--- begin ---

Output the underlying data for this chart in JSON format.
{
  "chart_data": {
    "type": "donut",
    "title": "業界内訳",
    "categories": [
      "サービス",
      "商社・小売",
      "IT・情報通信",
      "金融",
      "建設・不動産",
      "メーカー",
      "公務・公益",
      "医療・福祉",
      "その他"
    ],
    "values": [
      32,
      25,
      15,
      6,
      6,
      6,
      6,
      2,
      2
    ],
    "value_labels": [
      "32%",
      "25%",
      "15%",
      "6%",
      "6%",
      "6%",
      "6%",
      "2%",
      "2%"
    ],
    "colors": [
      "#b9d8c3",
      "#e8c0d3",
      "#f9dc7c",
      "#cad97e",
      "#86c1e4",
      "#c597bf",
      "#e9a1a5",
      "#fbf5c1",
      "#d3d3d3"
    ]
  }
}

--- end ---

GIVEN TASK → Every line above should be written out again exactly as it stands.

COMPLETE ANSWER →
Output the underlying data for this chart in JSON format.
{
  "chart_data": {
    "type": "donut",
    "title": "業界内訳",
    "categories": [
      "サービス",
      "商社・小売",
      "IT・情報通信",
      "金融",
      "建設・不動産",
      "メーカー",
      "公務・公益",
      "医療・福祉",
      "その他"
    ],
    "values": [
      32,
      25,
      15,
      6,
      6,
      6,
      6,
      2,
      2
    ],
    "value_labels": [
      "32%",
      "25%",
      "15%",
      "6%",
      "6%",
      "6%",
      "6%",
      "2%",
      "2%"
    ],
    "colors": [
      "#b9d8c3",
      "#e8c0d3",
      "#f9dc7c",
      "#cad97e",
      "#86c1e4",
      "#c597bf",
      "#e9a1a5",
      "#fbf5c1",
      "#d3d3d3"
    ]
  }
}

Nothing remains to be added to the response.